■ WHAT YOU NEED TO DO: Pull each line holding "median" out of the entries below.

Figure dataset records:
(begin)

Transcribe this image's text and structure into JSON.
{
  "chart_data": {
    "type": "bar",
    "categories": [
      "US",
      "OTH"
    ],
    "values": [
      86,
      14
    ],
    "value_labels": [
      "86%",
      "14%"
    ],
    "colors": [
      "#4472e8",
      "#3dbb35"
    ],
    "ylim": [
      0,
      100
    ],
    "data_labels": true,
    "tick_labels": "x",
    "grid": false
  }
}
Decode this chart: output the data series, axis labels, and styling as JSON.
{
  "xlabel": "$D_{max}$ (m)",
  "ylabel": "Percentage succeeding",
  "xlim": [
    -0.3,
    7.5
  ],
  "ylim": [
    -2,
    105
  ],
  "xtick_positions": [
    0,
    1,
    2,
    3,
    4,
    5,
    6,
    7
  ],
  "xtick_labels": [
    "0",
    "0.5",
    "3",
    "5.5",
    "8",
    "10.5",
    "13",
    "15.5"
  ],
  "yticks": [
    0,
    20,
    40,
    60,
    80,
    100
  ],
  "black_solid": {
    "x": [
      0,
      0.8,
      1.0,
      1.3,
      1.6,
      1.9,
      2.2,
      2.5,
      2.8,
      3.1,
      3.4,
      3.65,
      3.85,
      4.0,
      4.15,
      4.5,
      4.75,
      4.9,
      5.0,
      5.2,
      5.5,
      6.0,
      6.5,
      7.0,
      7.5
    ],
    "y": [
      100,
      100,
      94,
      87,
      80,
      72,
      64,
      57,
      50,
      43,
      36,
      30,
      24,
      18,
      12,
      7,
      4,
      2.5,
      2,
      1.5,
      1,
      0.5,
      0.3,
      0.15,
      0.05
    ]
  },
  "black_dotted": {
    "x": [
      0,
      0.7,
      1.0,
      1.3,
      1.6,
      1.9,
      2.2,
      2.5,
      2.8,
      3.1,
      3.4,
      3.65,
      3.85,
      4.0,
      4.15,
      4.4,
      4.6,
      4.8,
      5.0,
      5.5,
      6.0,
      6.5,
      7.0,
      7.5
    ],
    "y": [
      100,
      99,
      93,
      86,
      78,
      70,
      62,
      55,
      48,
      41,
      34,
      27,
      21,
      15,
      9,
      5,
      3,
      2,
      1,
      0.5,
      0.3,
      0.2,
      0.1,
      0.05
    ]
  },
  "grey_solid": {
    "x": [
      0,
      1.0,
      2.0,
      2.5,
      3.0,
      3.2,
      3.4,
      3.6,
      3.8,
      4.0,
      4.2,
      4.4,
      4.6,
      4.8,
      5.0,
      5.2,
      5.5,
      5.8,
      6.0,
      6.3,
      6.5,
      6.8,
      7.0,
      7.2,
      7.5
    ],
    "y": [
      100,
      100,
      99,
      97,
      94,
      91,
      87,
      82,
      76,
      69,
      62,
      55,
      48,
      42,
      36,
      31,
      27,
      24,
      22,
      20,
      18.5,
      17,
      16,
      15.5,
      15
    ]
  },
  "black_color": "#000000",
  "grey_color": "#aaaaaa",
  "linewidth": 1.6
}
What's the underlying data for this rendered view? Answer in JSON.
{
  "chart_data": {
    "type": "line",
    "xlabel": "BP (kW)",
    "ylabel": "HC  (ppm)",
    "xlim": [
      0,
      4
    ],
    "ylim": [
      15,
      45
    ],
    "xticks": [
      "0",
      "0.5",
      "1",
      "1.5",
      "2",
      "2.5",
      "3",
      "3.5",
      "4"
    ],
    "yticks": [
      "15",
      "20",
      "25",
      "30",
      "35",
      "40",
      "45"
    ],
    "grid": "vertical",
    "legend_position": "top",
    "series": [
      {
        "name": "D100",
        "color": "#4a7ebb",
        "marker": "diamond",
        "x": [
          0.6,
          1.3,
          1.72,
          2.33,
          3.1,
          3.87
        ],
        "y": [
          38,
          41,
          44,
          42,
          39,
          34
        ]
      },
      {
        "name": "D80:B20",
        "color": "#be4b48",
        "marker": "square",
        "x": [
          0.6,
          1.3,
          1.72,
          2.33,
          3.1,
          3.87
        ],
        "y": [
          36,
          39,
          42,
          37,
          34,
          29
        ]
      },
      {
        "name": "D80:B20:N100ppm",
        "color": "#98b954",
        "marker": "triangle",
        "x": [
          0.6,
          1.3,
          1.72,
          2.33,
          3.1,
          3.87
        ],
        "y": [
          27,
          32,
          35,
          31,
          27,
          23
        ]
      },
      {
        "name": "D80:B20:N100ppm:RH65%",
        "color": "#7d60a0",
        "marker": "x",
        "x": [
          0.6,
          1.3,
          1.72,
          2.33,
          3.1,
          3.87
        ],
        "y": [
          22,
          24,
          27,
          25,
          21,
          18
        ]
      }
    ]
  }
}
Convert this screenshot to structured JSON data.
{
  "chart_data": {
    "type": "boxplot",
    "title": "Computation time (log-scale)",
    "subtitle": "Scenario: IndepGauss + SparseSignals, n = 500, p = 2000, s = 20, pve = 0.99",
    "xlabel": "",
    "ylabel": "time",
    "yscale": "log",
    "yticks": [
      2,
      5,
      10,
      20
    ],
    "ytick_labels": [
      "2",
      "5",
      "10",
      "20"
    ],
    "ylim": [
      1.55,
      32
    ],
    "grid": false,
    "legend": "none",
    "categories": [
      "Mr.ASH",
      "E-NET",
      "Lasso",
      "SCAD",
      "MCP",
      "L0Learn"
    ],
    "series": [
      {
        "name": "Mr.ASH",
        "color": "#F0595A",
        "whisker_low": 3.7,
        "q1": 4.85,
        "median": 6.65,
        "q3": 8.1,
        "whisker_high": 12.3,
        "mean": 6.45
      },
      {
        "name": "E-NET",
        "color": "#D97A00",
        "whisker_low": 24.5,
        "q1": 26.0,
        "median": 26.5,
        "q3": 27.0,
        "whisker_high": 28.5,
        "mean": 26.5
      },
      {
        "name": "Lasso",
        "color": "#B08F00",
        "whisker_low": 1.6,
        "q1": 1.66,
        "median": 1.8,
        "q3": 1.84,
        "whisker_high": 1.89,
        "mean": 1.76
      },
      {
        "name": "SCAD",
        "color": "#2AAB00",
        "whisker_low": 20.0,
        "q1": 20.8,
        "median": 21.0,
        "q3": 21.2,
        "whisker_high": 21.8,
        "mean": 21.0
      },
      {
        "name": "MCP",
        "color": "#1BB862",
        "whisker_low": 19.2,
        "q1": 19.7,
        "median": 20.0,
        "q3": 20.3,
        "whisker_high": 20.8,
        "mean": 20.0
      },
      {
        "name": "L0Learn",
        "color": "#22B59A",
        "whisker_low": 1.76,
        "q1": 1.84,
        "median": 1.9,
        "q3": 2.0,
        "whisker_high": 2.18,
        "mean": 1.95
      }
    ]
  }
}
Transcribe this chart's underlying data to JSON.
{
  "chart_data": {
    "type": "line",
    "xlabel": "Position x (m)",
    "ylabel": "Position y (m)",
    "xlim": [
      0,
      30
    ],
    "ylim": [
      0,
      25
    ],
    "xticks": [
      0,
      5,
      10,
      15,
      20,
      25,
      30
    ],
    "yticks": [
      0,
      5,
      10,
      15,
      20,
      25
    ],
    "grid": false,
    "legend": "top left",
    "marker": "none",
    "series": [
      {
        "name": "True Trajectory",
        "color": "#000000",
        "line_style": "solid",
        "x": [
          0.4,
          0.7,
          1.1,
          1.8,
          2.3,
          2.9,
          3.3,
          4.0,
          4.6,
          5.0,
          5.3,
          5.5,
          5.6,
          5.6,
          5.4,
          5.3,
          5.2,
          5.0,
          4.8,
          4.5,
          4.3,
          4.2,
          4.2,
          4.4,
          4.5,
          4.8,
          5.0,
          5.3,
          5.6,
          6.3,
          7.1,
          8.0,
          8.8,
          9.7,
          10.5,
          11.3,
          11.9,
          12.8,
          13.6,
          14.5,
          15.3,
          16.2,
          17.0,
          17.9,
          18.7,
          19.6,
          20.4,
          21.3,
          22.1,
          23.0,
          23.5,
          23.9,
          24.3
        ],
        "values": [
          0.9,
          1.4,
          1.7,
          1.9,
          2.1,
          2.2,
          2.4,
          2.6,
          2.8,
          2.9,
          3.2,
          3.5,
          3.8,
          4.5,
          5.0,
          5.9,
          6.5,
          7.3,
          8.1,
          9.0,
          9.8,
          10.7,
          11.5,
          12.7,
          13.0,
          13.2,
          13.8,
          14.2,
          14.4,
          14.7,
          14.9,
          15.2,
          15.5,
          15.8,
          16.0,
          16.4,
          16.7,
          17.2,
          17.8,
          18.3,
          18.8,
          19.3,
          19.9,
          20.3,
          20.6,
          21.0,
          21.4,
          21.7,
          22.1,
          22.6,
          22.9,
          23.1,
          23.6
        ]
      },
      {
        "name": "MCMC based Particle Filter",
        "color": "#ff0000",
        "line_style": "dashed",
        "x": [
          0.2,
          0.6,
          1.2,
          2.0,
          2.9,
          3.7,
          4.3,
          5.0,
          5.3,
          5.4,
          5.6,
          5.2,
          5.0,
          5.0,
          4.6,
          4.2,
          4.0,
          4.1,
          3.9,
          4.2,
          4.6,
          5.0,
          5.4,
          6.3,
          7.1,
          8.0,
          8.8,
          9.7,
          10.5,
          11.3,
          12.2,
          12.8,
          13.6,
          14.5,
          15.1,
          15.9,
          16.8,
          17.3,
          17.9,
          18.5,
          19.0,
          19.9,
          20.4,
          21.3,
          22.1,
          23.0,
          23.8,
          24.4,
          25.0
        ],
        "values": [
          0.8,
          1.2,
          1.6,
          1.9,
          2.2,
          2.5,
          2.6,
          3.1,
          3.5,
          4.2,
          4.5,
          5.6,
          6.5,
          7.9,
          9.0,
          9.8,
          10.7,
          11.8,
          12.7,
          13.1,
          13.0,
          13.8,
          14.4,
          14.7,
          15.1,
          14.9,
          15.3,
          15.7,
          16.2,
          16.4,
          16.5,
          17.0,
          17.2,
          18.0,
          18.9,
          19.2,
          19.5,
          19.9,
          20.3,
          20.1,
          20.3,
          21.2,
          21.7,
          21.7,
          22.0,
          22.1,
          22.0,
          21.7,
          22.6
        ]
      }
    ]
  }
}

(end)

■ SOLUTION:
        "median": 6.65,
        "median": 26.5,
        "median": 1.8,
        "median": 21.0,
        "median": 20.0,
        "median": 1.9,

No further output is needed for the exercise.